→ **Goal of the exercise**
Every record should be written out exactly, please.
# START OF Data for processing
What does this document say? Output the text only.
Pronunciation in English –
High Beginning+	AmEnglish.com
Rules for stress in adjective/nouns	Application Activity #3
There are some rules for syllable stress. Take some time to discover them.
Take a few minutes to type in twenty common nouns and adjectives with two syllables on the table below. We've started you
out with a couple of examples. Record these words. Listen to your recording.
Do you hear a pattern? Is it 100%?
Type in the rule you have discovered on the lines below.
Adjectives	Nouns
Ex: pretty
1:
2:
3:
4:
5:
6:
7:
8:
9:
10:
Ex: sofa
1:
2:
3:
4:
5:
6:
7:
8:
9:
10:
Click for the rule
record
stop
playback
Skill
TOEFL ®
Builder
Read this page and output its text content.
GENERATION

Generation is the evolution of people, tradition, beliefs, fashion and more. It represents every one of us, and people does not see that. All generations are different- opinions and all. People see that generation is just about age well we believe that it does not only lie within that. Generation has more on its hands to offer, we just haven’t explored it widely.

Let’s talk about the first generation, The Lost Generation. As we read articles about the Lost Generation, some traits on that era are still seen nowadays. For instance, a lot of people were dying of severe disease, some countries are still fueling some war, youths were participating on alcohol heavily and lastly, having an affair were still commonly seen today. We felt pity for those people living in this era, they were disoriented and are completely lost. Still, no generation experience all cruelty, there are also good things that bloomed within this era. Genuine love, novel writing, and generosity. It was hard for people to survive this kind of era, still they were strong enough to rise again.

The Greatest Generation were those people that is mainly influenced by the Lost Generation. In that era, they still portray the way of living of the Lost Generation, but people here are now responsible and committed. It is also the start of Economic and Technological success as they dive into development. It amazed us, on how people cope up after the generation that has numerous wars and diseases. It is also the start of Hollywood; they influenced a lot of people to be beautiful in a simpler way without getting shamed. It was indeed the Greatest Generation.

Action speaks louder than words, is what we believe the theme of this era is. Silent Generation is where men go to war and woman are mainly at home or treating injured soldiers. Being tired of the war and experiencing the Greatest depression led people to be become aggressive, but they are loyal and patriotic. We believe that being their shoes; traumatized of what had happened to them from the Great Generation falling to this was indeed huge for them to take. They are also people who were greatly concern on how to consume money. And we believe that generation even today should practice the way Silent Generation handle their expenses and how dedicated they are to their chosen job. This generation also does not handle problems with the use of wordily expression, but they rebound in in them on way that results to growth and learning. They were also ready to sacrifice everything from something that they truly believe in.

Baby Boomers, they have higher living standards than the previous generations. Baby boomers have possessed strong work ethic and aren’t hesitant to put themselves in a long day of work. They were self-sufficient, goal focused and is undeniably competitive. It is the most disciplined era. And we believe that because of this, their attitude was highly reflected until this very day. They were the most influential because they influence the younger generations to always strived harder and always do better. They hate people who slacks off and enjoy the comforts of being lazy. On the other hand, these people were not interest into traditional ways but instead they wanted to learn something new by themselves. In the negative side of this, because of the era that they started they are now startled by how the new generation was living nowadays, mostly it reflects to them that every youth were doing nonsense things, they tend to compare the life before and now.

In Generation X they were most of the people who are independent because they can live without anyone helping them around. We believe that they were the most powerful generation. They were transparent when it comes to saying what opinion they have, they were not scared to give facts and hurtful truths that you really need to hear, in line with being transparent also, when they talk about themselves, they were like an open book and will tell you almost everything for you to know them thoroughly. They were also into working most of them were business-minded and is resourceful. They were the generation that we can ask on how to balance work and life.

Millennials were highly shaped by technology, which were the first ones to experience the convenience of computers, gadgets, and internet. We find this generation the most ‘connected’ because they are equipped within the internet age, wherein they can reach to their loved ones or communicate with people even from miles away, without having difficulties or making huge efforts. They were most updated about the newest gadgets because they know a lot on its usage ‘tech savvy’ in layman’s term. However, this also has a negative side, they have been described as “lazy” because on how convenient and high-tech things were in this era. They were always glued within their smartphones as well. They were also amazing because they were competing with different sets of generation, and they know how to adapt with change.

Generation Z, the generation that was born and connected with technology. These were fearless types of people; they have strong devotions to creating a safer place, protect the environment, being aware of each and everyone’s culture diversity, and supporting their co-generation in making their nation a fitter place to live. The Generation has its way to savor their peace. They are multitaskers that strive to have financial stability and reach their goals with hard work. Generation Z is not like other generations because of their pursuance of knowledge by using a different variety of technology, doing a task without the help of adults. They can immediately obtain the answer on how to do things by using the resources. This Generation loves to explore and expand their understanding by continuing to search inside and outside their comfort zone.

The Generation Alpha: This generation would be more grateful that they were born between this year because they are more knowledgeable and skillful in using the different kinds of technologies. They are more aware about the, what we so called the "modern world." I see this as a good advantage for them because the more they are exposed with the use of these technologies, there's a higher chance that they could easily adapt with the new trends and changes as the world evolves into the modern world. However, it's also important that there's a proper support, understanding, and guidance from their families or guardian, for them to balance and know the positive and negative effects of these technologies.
# END OF Data for processing
→ **Written answer**
What does this document say? Output the text only.
Pronunciation in English –
High Beginning+	AmEnglish.com
Rules for stress in adjective/nouns	Application Activity #3
There are some rules for syllable stress. Take some time to discover them.
Take a few minutes to type in twenty common nouns and adjectives with two syllables on the table below. We've started you
out with a couple of examples. Record these words. Listen to your recording.
Do you hear a pattern? Is it 100%?
Type in the rule you have discovered on the lines below.
Adjectives	Nouns
Ex: pretty
1:
2:
3:
4:
5:
6:
7:
8:
9:
10:
Ex: sofa
1:
2:
3:
4:
5:
6:
7:
8:
9:
10:
Click for the rule
record
stop
playback
Skill
TOEFL ®
Builder
Read this page and output its text content.
GENERATION

Generation is the evolution of people, tradition, beliefs, fashion and more. It represents every one of us, and people does not see that. All generations are different- opinions and all. People see that generation is just about age well we believe that it does not only lie within that. Generation has more on its hands to offer, we just haven’t explored it widely.

Let’s talk about the first generation, The Lost Generation. As we read articles about the Lost Generation, some traits on that era are still seen nowadays. For instance, a lot of people were dying of severe disease, some countries are still fueling some war, youths were participating on alcohol heavily and lastly, having an affair were still commonly seen today. We felt pity for those people living in this era, they were disoriented and are completely lost. Still, no generation experience all cruelty, there are also good things that bloomed within this era. Genuine love, novel writing, and generosity. It was hard for people to survive this kind of era, still they were strong enough to rise again.

The Greatest Generation were those people that is mainly influenced by the Lost Generation. In that era, they still portray the way of living of the Lost Generation, but people here are now responsible and committed. It is also the start of Economic and Technological success as they dive into development. It amazed us, on how people cope up after the generation that has numerous wars and diseases. It is also the start of Hollywood; they influenced a lot of people to be beautiful in a simpler way without getting shamed. It was indeed the Greatest Generation.

Action speaks louder than words, is what we believe the theme of this era is. Silent Generation is where men go to war and woman are mainly at home or treating injured soldiers. Being tired of the war and experiencing the Greatest depression led people to be become aggressive, but they are loyal and patriotic. We believe that being their shoes; traumatized of what had happened to them from the Great Generation falling to this was indeed huge for them to take. They are also people who were greatly concern on how to consume money. And we believe that generation even today should practice the way Silent Generation handle their expenses and how dedicated they are to their chosen job. This generation also does not handle problems with the use of wordily expression, but they rebound in in them on way that results to growth and learning. They were also ready to sacrifice everything from something that they truly believe in.

Baby Boomers, they have higher living standards than the previous generations. Baby boomers have possessed strong work ethic and aren’t hesitant to put themselves in a long day of work. They were self-sufficient, goal focused and is undeniably competitive. It is the most disciplined era. And we believe that because of this, their attitude was highly reflected until this very day. They were the most influential because they influence the younger generations to always strived harder and always do better. They hate people who slacks off and enjoy the comforts of being lazy. On the other hand, these people were not interest into traditional ways but instead they wanted to learn something new by themselves. In the negative side of this, because of the era that they started they are now startled by how the new generation was living nowadays, mostly it reflects to them that every youth were doing nonsense things, they tend to compare the life before and now.

In Generation X they were most of the people who are independent because they can live without anyone helping them around. We believe that they were the most powerful generation. They were transparent when it comes to saying what opinion they have, they were not scared to give facts and hurtful truths that you really need to hear, in line with being transparent also, when they talk about themselves, they were like an open book and will tell you almost everything for you to know them thoroughly. They were also into working most of them were business-minded and is resourceful. They were the generation that we can ask on how to balance work and life.

Millennials were highly shaped by technology, which were the first ones to experience the convenience of computers, gadgets, and internet. We find this generation the most ‘connected’ because they are equipped within the internet age, wherein they can reach to their loved ones or communicate with people even from miles away, without having difficulties or making huge efforts. They were most updated about the newest gadgets because they know a lot on its usage ‘tech savvy’ in layman’s term. However, this also has a negative side, they have been described as “lazy” because on how convenient and high-tech things were in this era. They were always glued within their smartphones as well. They were also amazing because they were competing with different sets of generation, and they know how to adapt with change.

Generation Z, the generation that was born and connected with technology. These were fearless types of people; they have strong devotions to creating a safer place, protect the environment, being aware of each and everyone’s culture diversity, and supporting their co-generation in making their nation a fitter place to live. The Generation has its way to savor their peace. They are multitaskers that strive to have financial stability and reach their goals with hard work. Generation Z is not like other generations because of their pursuance of knowledge by using a different variety of technology, doing a task without the help of adults. They can immediately obtain the answer on how to do things by using the resources. This Generation loves to explore and expand their understanding by continuing to search inside and outside their comfort zone.

The Generation Alpha: This generation would be more grateful that they were born between this year because they are more knowledgeable and skillful in using the different kinds of technologies. They are more aware about the, what we so called the "modern world." I see this as a good advantage for them because the more they are exposed with the use of these technologies, there's a higher chance that they could easily adapt with the new trends and changes as the world evolves into the modern world. However, it's also important that there's a proper support, understanding, and guidance from their families or guardian, for them to balance and know the positive and negative effects of these technologies.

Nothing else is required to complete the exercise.